TO BE DONE:
Among the entries, which lines carry the string "color"? Copy each of them.

AVAILABLE DATA:
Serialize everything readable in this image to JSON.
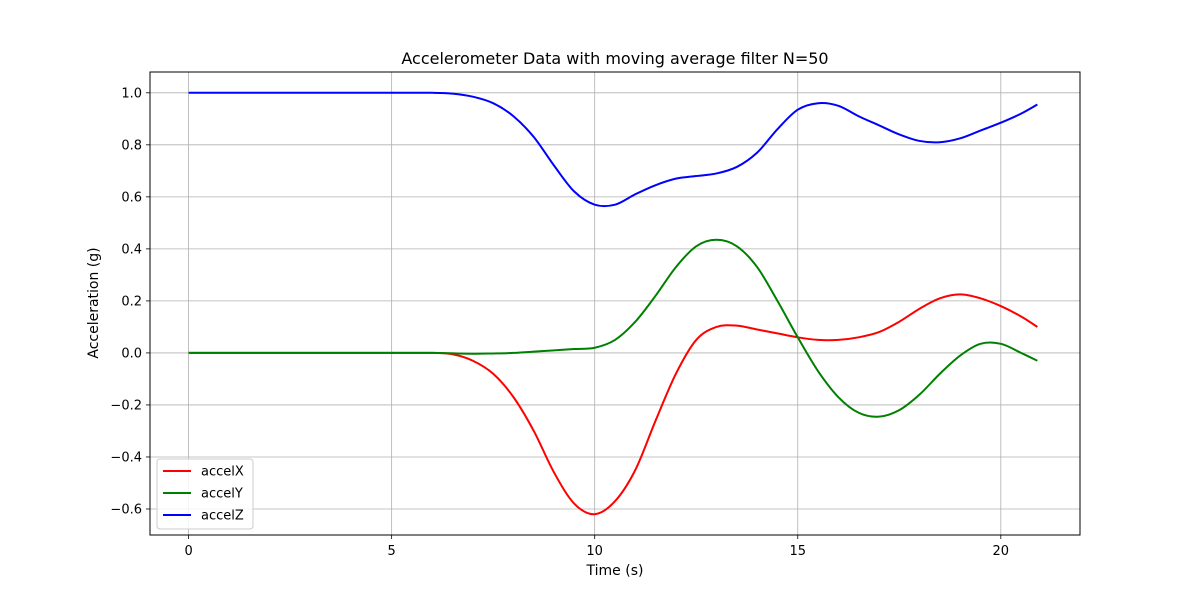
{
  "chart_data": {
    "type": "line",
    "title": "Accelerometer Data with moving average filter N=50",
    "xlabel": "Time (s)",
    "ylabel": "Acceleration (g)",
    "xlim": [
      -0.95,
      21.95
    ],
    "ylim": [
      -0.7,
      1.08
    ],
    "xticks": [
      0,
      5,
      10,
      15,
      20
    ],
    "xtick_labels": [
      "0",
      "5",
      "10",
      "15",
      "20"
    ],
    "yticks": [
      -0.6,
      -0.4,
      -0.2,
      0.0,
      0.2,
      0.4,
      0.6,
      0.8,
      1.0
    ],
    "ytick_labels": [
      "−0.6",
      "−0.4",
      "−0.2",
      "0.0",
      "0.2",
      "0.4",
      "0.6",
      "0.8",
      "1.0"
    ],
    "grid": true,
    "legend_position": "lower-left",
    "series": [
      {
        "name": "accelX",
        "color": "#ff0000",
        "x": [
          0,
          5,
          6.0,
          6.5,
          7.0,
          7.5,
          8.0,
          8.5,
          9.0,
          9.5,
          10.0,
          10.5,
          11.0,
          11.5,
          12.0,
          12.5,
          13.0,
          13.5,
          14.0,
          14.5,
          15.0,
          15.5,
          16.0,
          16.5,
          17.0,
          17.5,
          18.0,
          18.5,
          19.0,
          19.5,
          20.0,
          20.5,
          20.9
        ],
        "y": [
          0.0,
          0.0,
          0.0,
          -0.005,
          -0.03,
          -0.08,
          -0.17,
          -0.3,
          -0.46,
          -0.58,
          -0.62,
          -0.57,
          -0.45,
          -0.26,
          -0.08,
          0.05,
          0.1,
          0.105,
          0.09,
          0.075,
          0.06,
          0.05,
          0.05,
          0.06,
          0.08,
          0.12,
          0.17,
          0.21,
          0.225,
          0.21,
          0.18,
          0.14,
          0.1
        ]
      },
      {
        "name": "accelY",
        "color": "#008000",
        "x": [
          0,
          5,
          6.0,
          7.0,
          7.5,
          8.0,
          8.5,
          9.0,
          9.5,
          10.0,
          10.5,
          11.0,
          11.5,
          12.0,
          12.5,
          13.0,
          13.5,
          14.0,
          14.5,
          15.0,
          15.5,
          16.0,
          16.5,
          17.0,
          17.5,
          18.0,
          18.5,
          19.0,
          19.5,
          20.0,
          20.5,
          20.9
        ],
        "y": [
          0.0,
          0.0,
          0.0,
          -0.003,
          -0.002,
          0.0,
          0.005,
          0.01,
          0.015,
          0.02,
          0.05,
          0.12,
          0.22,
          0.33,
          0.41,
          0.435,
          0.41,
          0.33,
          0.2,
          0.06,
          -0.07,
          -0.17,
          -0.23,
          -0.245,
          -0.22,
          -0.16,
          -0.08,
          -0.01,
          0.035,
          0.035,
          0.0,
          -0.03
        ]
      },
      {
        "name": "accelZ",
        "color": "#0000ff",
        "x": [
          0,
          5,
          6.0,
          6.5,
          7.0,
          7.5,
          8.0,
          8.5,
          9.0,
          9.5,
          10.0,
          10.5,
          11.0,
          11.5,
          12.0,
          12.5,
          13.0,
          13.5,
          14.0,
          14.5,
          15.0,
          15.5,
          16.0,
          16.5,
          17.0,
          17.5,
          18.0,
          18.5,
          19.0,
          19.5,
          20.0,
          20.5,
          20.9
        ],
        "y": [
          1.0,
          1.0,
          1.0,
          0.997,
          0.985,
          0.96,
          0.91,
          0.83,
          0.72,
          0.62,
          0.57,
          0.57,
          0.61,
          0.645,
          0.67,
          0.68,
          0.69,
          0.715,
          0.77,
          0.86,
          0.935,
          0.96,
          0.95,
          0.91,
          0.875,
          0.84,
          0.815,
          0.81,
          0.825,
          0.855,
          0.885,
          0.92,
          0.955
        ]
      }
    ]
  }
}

IN RESPONSE:
        "color": "#ff0000",
        "color": "#008000",
        "color": "#0000ff",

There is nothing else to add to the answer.